Dataset items -
■ ■ ■ ■ ■ ■ ■
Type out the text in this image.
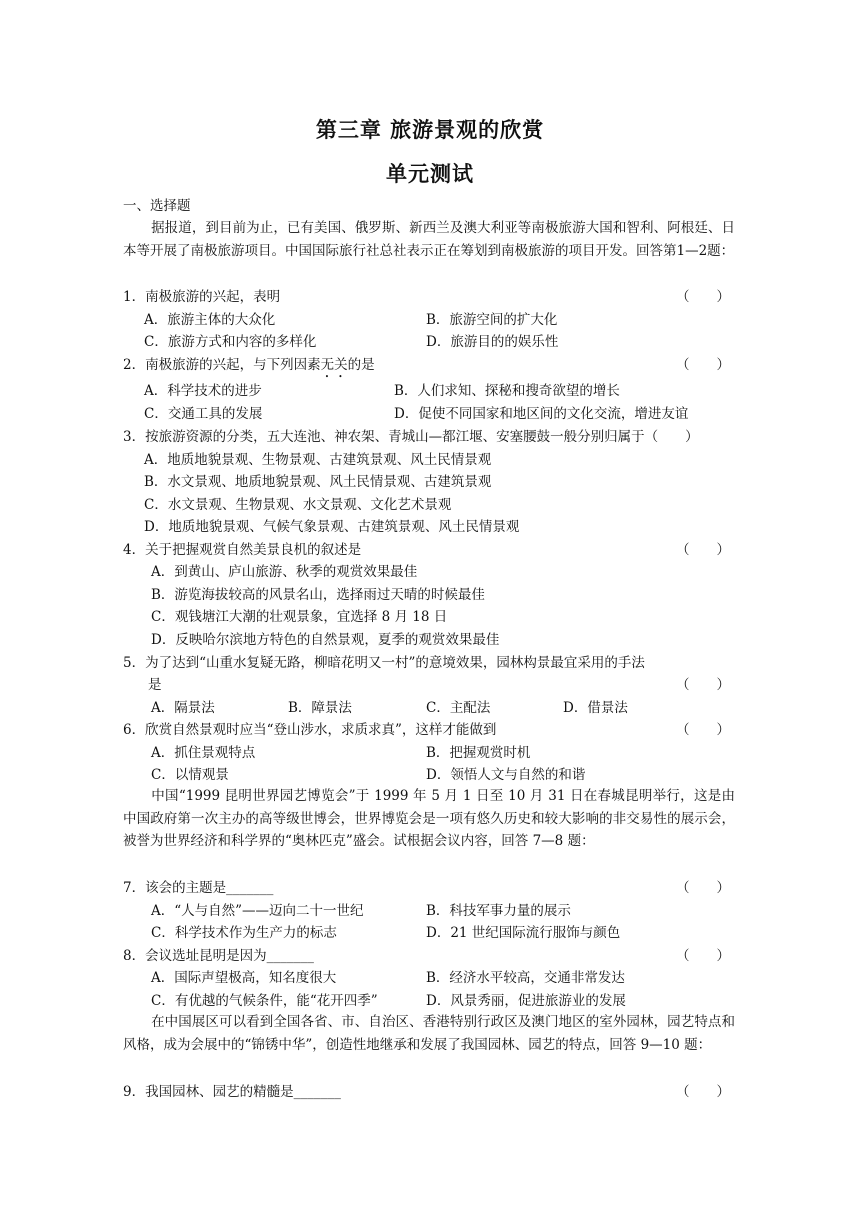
第三章 旅游景观的欣赏
单元测试
一、选择题
据报道，到目前为止，已有美国、俄罗斯、新西兰及澳大利亚等南极旅游大国和智利、阿根廷、日本等开展了南极旅游项目。中国国际旅行社总社表示正在筹划到南极旅游的项目开发。回答第1—2题：
1．南极旅游的兴起，表明	（　　）
A．旅游主体的大众化	B．旅游空间的扩大化
C．旅游方式和内容的多样化	D．旅游目的的娱乐性
2．南极旅游的兴起，与下列因素无关的是	（　　）
A．科学技术的进步	B．人们求知、探秘和搜奇欲望的增长
C．交通工具的发展	D．促使不同国家和地区间的文化交流，增进友谊
3．按旅游资源的分类，五大连池、神农架、青城山—都江堰、安塞腰鼓一般分别归属于（　　）
A．地质地貌景观、生物景观、古建筑景观、风土民情景观
B．水文景观、地质地貌景观、风土民情景观、古建筑景观
C．水文景观、生物景观、水文景观、文化艺术景观
D．地质地貌景观、气候气象景观、古建筑景观、风土民情景观
4．关于把握观赏自然美景良机的叙述是	（　　）
A．到黄山、庐山旅游、秋季的观赏效果最佳
B．游览海拔较高的风景名山，选择雨过天晴的时候最佳
C．观钱塘江大潮的壮观景象，宜选择 8 月 18 日
D．反映哈尔滨地方特色的自然景观，夏季的观赏效果最佳
5．为了达到“山重水复疑无路，柳暗花明又一村”的意境效果，园林构景最宜采用的手法
是	（　　）
A．隔景法	B．障景法	C．主配法	D．借景法
6．欣赏自然景观时应当“登山涉水，求质求真”，这样才能做到	（　　）
A．抓住景观特点	B．把握观赏时机
C．以情观景	D．领悟人文与自然的和谐
中国“1999 昆明世界园艺博览会”于 1999 年 5 月 1 日至 10 月 31 日在春城昆明举行，这是由中国政府第一次主办的高等级世博会，世界博览会是一项有悠久历史和较大影响的非交易性的展示会，被誉为世界经济和科学界的“奥林匹克”盛会。试根据会议内容，回答 7—8 题：
7．该会的主题是_______	（　　）
A．“人与自然”——迈向二十一世纪	B．科技军事力量的展示
C．科学技术作为生产力的标志	D．21 世纪国际流行服饰与颜色
8．会议选址昆明是因为_______	（　　）
A．国际声望极高，知名度很大	B．经济水平较高，交通非常发达
C．有优越的气候条件，能“花开四季”	D．风景秀丽，促进旅游业的发展
在中国展区可以看到全国各省、市、自治区、香港特别行政区及澳门地区的室外园林，园艺特点和风格，成为会展中的“锦锈中华”，创造性地继承和发展了我国园林、园艺的特点，回答 9—10 题：
9．我国园林、园艺的精髓是_______	（　　）
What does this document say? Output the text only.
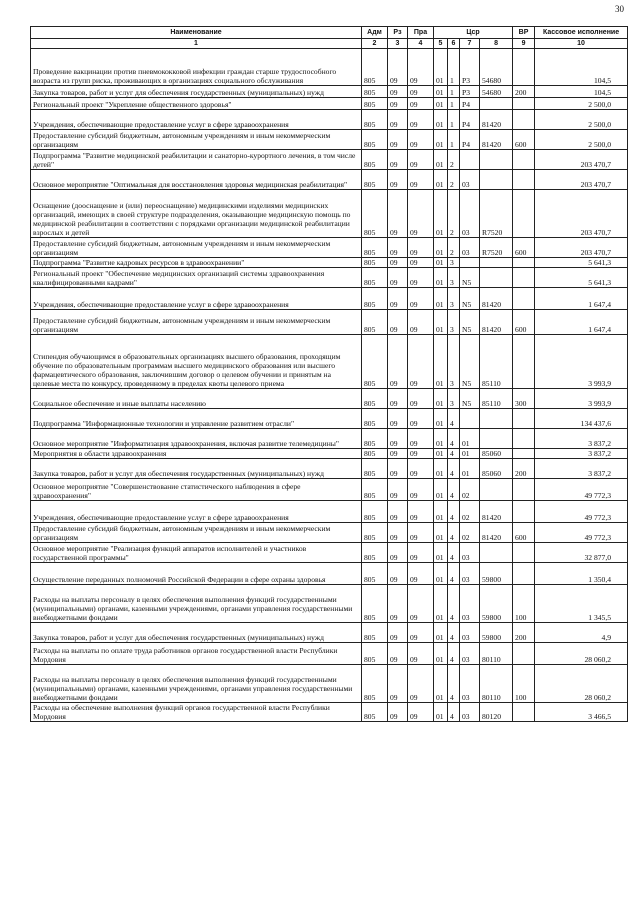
30
Наименование	Адм	Рз	Пра	Цср				ВР	Кассовое исполнение
1	2	3	4	5	6	7	8	9	10
Проведение вакцинации против пневмококковой инфекции граждан старше трудоспособного возраста из групп риска, проживающих в организациях социального обслуживания	805	09	09	01	1	P3	54680		104,5
Закупка товаров, работ и услуг для обеспечения государственных (муниципальных) нужд	805	09	09	01	1	P3	54680	200	104,5
Региональный проект "Укрепление общественного здоровья"	805	09	09	01	1	P4			2 500,0
Учреждения, обеспечивающие предоставление услуг в сфере здравоохранения	805	09	09	01	1	P4	81420		2 500,0
Предоставление субсидий бюджетным, автономным учреждениям и иным некоммерческим организациям	805	09	09	01	1	P4	81420	600	2 500,0
Подпрограмма "Развитие медицинской реабилитации и санаторно-курортного лечения, в том числе детей"	805	09	09	01	2				203 470,7
Основное мероприятие "Оптимальная для восстановления здоровья медицинская реабилитация"	805	09	09	01	2	03			203 470,7
Оснащение (дооснащение и (или) переоснащение) медицинскими изделиями медицинских организаций, имеющих в своей структуре подразделения, оказывающие медицинскую помощь по медицинской реабилитации в соответствии с порядками организации медицинской реабилитации взрослых и детей	805	09	09	01	2	03	R7520		203 470,7
Предоставление субсидий бюджетным, автономным учреждениям и иным некоммерческим организациям	805	09	09	01	2	03	R7520	600	203 470,7
Подпрограмма "Развитие кадровых ресурсов в здравоохранении"	805	09	09	01	3				5 641,3
Региональный проект "Обеспечение медицинских организаций системы здравоохранения квалифицированными кадрами"	805	09	09	01	3	N5			5 641,3
Учреждения, обеспечивающие предоставление услуг в сфере здравоохранения	805	09	09	01	3	N5	81420		1 647,4
Предоставление субсидий бюджетным, автономным учреждениям и иным некоммерческим организациям	805	09	09	01	3	N5	81420	600	1 647,4
Стипендия обучающимся в образовательных организациях высшего образования, проходящим обучение по образовательным программам высшего медицинского образования или высшего фармацевтического образования, заключившим договор о целевом обучении и принятым на целевые места по конкурсу, проведенному в пределах квоты целевого приема	805	09	09	01	3	N5	85110		3 993,9
Социальное обеспечение и иные выплаты населению	805	09	09	01	3	N5	85110	300	3 993,9
Подпрограмма "Информационные технологии и управление развитием отрасли"	805	09	09	01	4				134 437,6
Основное мероприятие "Информатизация здравоохранения, включая развитие телемедицины"	805	09	09	01	4	01			3 837,2
Мероприятия в области здравоохранения	805	09	09	01	4	01	85060		3 837,2
Закупка товаров, работ и услуг для обеспечения государственных (муниципальных) нужд	805	09	09	01	4	01	85060	200	3 837,2
Основное мероприятие "Совершенствование статистического наблюдения в сфере здравоохранения"	805	09	09	01	4	02			49 772,3
Учреждения, обеспечивающие предоставление услуг в сфере здравоохранения	805	09	09	01	4	02	81420		49 772,3
Предоставление субсидий бюджетным, автономным учреждениям и иным некоммерческим организациям	805	09	09	01	4	02	81420	600	49 772,3
Основное мероприятие "Реализация функций аппаратов исполнителей и участников государственной программы"	805	09	09	01	4	03			32 877,0
Осуществление переданных полномочий Российской Федерации в сфере охраны здоровья	805	09	09	01	4	03	59800		1 350,4
Расходы на выплаты персоналу в целях обеспечения выполнения функций государственными (муниципальными) органами, казенными учреждениями, органами управления государственными внебюджетными фондами	805	09	09	01	4	03	59800	100	1 345,5
Закупка товаров, работ и услуг для обеспечения государственных (муниципальных) нужд	805	09	09	01	4	03	59800	200	4,9
Расходы на выплаты по оплате труда работников органов государственной власти Республики Мордовия	805	09	09	01	4	03	80110		28 060,2
Расходы на выплаты персоналу в целях обеспечения выполнения функций государственными (муниципальными) органами, казенными учреждениями, органами управления государственными внебюджетными фондами	805	09	09	01	4	03	80110	100	28 060,2
Расходы на обеспечение выполнения функций органов государственной власти Республики Мордовия	805	09	09	01	4	03	80120		3 466,5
■ ■ ■ ■ ■ ■ ■
Pull out all lines from the entries above that include the word "Мордовия".

RESULT -
Расходы на выплаты по оплате труда работников органов государственной власти Республики Мордовия	805	09	09	01	4	03	80110		28 060,2
Расходы на обеспечение выполнения функций органов государственной власти Республики Мордовия	805	09	09	01	4	03	80120		3 466,5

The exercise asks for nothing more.